What you need to do:
Print the data exactly, leaving nothing out.

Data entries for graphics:
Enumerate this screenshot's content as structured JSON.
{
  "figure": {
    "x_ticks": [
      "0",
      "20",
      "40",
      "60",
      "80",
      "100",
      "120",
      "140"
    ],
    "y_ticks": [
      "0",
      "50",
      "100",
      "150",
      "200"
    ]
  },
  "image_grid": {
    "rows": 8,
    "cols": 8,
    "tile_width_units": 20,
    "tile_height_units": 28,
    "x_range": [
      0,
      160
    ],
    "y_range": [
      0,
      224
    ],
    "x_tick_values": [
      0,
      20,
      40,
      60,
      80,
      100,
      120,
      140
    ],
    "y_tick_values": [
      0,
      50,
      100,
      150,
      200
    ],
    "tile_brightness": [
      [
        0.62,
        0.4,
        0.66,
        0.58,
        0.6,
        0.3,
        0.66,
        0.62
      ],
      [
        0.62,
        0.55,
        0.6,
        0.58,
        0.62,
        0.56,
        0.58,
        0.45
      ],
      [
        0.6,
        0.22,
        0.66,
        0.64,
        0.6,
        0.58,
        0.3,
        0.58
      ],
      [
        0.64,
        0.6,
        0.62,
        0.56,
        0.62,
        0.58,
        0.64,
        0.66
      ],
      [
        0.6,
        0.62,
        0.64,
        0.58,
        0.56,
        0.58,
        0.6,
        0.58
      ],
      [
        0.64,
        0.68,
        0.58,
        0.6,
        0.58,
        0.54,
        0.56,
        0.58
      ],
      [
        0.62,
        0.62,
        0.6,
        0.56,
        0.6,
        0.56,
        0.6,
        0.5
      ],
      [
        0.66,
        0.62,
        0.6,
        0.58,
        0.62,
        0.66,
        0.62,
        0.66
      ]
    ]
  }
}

Exercise output:
Enumerate this screenshot's content as structured JSON.
{
  "figure": {
    "x_ticks": [
      "0",
      "20",
      "40",
      "60",
      "80",
      "100",
      "120",
      "140"
    ],
    "y_ticks": [
      "0",
      "50",
      "100",
      "150",
      "200"
    ]
  },
  "image_grid": {
    "rows": 8,
    "cols": 8,
    "tile_width_units": 20,
    "tile_height_units": 28,
    "x_range": [
      0,
      160
    ],
    "y_range": [
      0,
      224
    ],
    "x_tick_values": [
      0,
      20,
      40,
      60,
      80,
      100,
      120,
      140
    ],
    "y_tick_values": [
      0,
      50,
      100,
      150,
      200
    ],
    "tile_brightness": [
      [
        0.62,
        0.4,
        0.66,
        0.58,
        0.6,
        0.3,
        0.66,
        0.62
      ],
      [
        0.62,
        0.55,
        0.6,
        0.58,
        0.62,
        0.56,
        0.58,
        0.45
      ],
      [
        0.6,
        0.22,
        0.66,
        0.64,
        0.6,
        0.58,
        0.3,
        0.58
      ],
      [
        0.64,
        0.6,
        0.62,
        0.56,
        0.62,
        0.58,
        0.64,
        0.66
      ],
      [
        0.6,
        0.62,
        0.64,
        0.58,
        0.56,
        0.58,
        0.6,
        0.58
      ],
      [
        0.64,
        0.68,
        0.58,
        0.6,
        0.58,
        0.54,
        0.56,
        0.58
      ],
      [
        0.62,
        0.62,
        0.6,
        0.56,
        0.6,
        0.56,
        0.6,
        0.5
      ],
      [
        0.66,
        0.62,
        0.6,
        0.58,
        0.62,
        0.66,
        0.62,
        0.66
      ]
    ]
  }
}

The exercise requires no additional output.